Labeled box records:
══════════════════════════════

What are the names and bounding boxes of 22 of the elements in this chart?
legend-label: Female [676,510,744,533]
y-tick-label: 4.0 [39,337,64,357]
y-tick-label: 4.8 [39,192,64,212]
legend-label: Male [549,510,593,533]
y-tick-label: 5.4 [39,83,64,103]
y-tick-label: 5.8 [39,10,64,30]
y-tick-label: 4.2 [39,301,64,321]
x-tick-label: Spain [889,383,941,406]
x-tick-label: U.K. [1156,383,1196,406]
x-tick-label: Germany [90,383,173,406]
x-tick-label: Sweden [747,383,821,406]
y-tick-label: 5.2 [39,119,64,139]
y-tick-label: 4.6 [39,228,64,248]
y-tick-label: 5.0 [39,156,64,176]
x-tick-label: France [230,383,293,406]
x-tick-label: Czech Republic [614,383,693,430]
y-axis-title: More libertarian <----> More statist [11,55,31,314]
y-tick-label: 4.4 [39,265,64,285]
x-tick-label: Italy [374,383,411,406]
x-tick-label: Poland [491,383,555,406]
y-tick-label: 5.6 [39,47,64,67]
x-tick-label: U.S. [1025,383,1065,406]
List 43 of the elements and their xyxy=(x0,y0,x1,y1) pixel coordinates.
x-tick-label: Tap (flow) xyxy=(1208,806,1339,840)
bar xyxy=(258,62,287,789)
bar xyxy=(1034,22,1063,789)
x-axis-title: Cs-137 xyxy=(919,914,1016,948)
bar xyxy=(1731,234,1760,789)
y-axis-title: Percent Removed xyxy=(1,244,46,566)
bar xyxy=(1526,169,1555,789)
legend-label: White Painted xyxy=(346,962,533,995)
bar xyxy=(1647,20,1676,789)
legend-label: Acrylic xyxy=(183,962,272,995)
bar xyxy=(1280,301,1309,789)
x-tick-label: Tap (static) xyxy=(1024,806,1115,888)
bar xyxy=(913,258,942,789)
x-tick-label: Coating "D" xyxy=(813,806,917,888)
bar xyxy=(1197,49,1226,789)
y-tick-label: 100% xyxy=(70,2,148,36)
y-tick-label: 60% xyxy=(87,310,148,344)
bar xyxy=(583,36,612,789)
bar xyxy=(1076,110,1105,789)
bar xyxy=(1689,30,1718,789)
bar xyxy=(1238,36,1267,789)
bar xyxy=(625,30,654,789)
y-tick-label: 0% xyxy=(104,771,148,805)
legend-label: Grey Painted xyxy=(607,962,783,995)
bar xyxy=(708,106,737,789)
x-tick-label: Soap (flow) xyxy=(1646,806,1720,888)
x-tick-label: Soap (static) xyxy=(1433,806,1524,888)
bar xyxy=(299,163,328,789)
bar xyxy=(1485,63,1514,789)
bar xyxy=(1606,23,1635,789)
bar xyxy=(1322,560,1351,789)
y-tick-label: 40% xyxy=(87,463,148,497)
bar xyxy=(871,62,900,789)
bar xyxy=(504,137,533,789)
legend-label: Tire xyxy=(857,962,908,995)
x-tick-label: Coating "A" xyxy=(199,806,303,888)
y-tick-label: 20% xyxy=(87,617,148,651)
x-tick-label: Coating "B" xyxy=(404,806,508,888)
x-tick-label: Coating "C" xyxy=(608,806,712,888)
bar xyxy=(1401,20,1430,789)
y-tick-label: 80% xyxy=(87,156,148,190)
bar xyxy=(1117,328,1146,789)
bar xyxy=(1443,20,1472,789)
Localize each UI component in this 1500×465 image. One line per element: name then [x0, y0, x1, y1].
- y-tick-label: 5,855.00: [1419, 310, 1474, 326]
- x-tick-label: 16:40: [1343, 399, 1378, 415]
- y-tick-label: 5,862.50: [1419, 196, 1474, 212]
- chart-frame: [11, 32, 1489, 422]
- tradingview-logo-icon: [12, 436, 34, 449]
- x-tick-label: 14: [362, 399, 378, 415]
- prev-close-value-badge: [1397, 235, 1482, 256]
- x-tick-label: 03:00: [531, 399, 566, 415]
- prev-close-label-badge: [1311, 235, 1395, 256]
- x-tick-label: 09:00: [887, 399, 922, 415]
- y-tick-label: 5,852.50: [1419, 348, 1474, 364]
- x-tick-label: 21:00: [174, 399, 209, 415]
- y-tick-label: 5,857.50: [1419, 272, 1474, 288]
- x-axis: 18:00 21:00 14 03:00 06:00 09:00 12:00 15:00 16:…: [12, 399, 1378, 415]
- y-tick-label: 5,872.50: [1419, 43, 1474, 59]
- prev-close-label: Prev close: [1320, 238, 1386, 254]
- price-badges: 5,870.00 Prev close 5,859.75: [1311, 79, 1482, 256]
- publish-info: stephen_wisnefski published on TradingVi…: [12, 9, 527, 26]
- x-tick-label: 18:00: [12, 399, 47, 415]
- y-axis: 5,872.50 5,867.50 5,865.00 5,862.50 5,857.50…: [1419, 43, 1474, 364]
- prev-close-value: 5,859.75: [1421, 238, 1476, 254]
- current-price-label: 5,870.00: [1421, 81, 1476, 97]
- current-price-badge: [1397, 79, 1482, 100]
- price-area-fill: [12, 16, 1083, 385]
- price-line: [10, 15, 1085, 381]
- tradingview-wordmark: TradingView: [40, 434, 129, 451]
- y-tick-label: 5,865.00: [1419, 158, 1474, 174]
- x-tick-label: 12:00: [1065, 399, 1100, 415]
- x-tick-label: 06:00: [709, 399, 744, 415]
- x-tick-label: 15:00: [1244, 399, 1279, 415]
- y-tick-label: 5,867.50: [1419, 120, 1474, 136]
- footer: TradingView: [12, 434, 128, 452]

══════════════════════════════

● **AIM OF THE TASK**
Edit the entries above so that every "legend-label" reads "legend-text" instead, and keep everything else the same.

● **PROBLEM SOLUTION**
What are the names and bounding boxes of 22 of the elements in this chart?
legend-text: Female [676,510,744,533]
y-tick-label: 4.0 [39,337,64,357]
y-tick-label: 4.8 [39,192,64,212]
legend-text: Male [549,510,593,533]
y-tick-label: 5.4 [39,83,64,103]
y-tick-label: 5.8 [39,10,64,30]
y-tick-label: 4.2 [39,301,64,321]
x-tick-label: Spain [889,383,941,406]
x-tick-label: U.K. [1156,383,1196,406]
x-tick-label: Germany [90,383,173,406]
x-tick-label: Sweden [747,383,821,406]
y-tick-label: 5.2 [39,119,64,139]
y-tick-label: 4.6 [39,228,64,248]
y-tick-label: 5.0 [39,156,64,176]
x-tick-label: France [230,383,293,406]
x-tick-label: Czech Republic [614,383,693,430]
y-axis-title: More libertarian <----> More statist [11,55,31,314]
y-tick-label: 4.4 [39,265,64,285]
x-tick-label: Italy [374,383,411,406]
x-tick-label: Poland [491,383,555,406]
y-tick-label: 5.6 [39,47,64,67]
x-tick-label: U.S. [1025,383,1065,406]
List 43 of the elements and their xyxy=(x0,y0,x1,y1) pixel coordinates.
x-tick-label: Tap (flow) xyxy=(1208,806,1339,840)
bar xyxy=(258,62,287,789)
bar xyxy=(1034,22,1063,789)
x-axis-title: Cs-137 xyxy=(919,914,1016,948)
bar xyxy=(1731,234,1760,789)
y-axis-title: Percent Removed xyxy=(1,244,46,566)
bar xyxy=(1526,169,1555,789)
legend-text: White Painted xyxy=(346,962,533,995)
bar xyxy=(1647,20,1676,789)
legend-text: Acrylic xyxy=(183,962,272,995)
bar xyxy=(1280,301,1309,789)
x-tick-label: Tap (static) xyxy=(1024,806,1115,888)
bar xyxy=(913,258,942,789)
x-tick-label: Coating "D" xyxy=(813,806,917,888)
bar xyxy=(1197,49,1226,789)
y-tick-label: 100% xyxy=(70,2,148,36)
y-tick-label: 60% xyxy=(87,310,148,344)
bar xyxy=(583,36,612,789)
bar xyxy=(1076,110,1105,789)
bar xyxy=(1689,30,1718,789)
bar xyxy=(1238,36,1267,789)
bar xyxy=(625,30,654,789)
y-tick-label: 0% xyxy=(104,771,148,805)
legend-text: Grey Painted xyxy=(607,962,783,995)
bar xyxy=(708,106,737,789)
x-tick-label: Soap (flow) xyxy=(1646,806,1720,888)
x-tick-label: Soap (static) xyxy=(1433,806,1524,888)
bar xyxy=(299,163,328,789)
bar xyxy=(1485,63,1514,789)
bar xyxy=(1606,23,1635,789)
bar xyxy=(1322,560,1351,789)
y-tick-label: 40% xyxy=(87,463,148,497)
bar xyxy=(871,62,900,789)
bar xyxy=(504,137,533,789)
legend-text: Tire xyxy=(857,962,908,995)
x-tick-label: Coating "A" xyxy=(199,806,303,888)
y-tick-label: 20% xyxy=(87,617,148,651)
x-tick-label: Coating "B" xyxy=(404,806,508,888)
x-tick-label: Coating "C" xyxy=(608,806,712,888)
bar xyxy=(1401,20,1430,789)
y-tick-label: 80% xyxy=(87,156,148,190)
bar xyxy=(1117,328,1146,789)
bar xyxy=(1443,20,1472,789)
Localize each UI component in this 1500×465 image. One line per element: name then [x0, y0, x1, y1].
- y-tick-label: 5,855.00: [1419, 310, 1474, 326]
- x-tick-label: 16:40: [1343, 399, 1378, 415]
- y-tick-label: 5,862.50: [1419, 196, 1474, 212]
- chart-frame: [11, 32, 1489, 422]
- tradingview-logo-icon: [12, 436, 34, 449]
- x-tick-label: 14: [362, 399, 378, 415]
- prev-close-value-badge: [1397, 235, 1482, 256]
- x-tick-label: 03:00: [531, 399, 566, 415]
- prev-close-label-badge: [1311, 235, 1395, 256]
- x-tick-label: 09:00: [887, 399, 922, 415]
- y-tick-label: 5,852.50: [1419, 348, 1474, 364]
- x-tick-label: 21:00: [174, 399, 209, 415]
- y-tick-label: 5,857.50: [1419, 272, 1474, 288]
- x-axis: 18:00 21:00 14 03:00 06:00 09:00 12:00 15:00 16:…: [12, 399, 1378, 415]
- y-tick-label: 5,872.50: [1419, 43, 1474, 59]
- prev-close-label: Prev close: [1320, 238, 1386, 254]
- price-badges: 5,870.00 Prev close 5,859.75: [1311, 79, 1482, 256]
- publish-info: stephen_wisnefski published on TradingVi…: [12, 9, 527, 26]
- x-tick-label: 18:00: [12, 399, 47, 415]
- y-axis: 5,872.50 5,867.50 5,865.00 5,862.50 5,857.50…: [1419, 43, 1474, 364]
- prev-close-value: 5,859.75: [1421, 238, 1476, 254]
- current-price-label: 5,870.00: [1421, 81, 1476, 97]
- current-price-badge: [1397, 79, 1482, 100]
- price-area-fill: [12, 16, 1083, 385]
- price-line: [10, 15, 1085, 381]
- tradingview-wordmark: TradingView: [40, 434, 129, 451]
- y-tick-label: 5,865.00: [1419, 158, 1474, 174]
- x-tick-label: 12:00: [1065, 399, 1100, 415]
- x-tick-label: 06:00: [709, 399, 744, 415]
- x-tick-label: 15:00: [1244, 399, 1279, 415]
- y-tick-label: 5,867.50: [1419, 120, 1474, 136]
- footer: TradingView: [12, 434, 128, 452]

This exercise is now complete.